• [WHAT NEEDS TO BE DONE]: Write out each line in the entries again with no changes.

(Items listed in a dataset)
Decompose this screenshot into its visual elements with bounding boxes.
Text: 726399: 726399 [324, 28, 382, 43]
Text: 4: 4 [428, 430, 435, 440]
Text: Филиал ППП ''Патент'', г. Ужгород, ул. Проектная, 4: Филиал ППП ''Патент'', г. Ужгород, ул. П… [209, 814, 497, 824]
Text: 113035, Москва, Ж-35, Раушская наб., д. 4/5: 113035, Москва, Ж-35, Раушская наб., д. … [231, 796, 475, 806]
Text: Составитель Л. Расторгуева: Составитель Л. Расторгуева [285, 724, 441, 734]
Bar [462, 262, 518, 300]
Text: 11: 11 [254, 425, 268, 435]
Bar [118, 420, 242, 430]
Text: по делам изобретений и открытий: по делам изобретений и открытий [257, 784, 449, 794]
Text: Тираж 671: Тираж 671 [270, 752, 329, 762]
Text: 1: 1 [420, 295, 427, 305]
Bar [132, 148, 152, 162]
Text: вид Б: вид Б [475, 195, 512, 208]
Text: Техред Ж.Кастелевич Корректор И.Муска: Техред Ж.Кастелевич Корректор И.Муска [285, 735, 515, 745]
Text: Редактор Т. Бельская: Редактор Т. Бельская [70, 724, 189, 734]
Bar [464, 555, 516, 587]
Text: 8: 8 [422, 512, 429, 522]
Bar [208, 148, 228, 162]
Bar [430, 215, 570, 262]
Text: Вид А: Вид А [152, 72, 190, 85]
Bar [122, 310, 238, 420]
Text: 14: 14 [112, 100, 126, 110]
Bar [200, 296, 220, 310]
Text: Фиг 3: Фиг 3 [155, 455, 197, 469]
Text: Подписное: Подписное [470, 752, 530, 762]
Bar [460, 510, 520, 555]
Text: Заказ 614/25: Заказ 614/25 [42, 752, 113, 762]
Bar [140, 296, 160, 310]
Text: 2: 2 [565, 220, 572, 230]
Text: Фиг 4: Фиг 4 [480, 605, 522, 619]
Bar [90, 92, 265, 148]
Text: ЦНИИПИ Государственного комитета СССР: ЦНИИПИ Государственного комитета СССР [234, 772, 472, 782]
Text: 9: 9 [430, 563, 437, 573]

• [EXPECTED ANSWER]:
Decompose this screenshot into its visual elements with bounding boxes.
Text: 726399: 726399 [324, 28, 382, 43]
Text: 4: 4 [428, 430, 435, 440]
Text: Филиал ППП ''Патент'', г. Ужгород, ул. Проектная, 4: Филиал ППП ''Патент'', г. Ужгород, ул. П… [209, 814, 497, 824]
Text: 113035, Москва, Ж-35, Раушская наб., д. 4/5: 113035, Москва, Ж-35, Раушская наб., д. … [231, 796, 475, 806]
Text: Составитель Л. Расторгуева: Составитель Л. Расторгуева [285, 724, 441, 734]
Bar [462, 262, 518, 300]
Text: 11: 11 [254, 425, 268, 435]
Bar [118, 420, 242, 430]
Text: по делам изобретений и открытий: по делам изобретений и открытий [257, 784, 449, 794]
Text: Тираж 671: Тираж 671 [270, 752, 329, 762]
Text: 1: 1 [420, 295, 427, 305]
Bar [132, 148, 152, 162]
Text: вид Б: вид Б [475, 195, 512, 208]
Text: Техред Ж.Кастелевич Корректор И.Муска: Техред Ж.Кастелевич Корректор И.Муска [285, 735, 515, 745]
Text: Редактор Т. Бельская: Редактор Т. Бельская [70, 724, 189, 734]
Bar [464, 555, 516, 587]
Text: 8: 8 [422, 512, 429, 522]
Bar [208, 148, 228, 162]
Bar [430, 215, 570, 262]
Text: Вид А: Вид А [152, 72, 190, 85]
Bar [122, 310, 238, 420]
Text: 14: 14 [112, 100, 126, 110]
Bar [200, 296, 220, 310]
Text: Фиг 3: Фиг 3 [155, 455, 197, 469]
Text: Подписное: Подписное [470, 752, 530, 762]
Bar [460, 510, 520, 555]
Text: Заказ 614/25: Заказ 614/25 [42, 752, 113, 762]
Bar [140, 296, 160, 310]
Text: 2: 2 [565, 220, 572, 230]
Text: Фиг 4: Фиг 4 [480, 605, 522, 619]
Bar [90, 92, 265, 148]
Text: ЦНИИПИ Государственного комитета СССР: ЦНИИПИ Государственного комитета СССР [234, 772, 472, 782]
Text: 9: 9 [430, 563, 437, 573]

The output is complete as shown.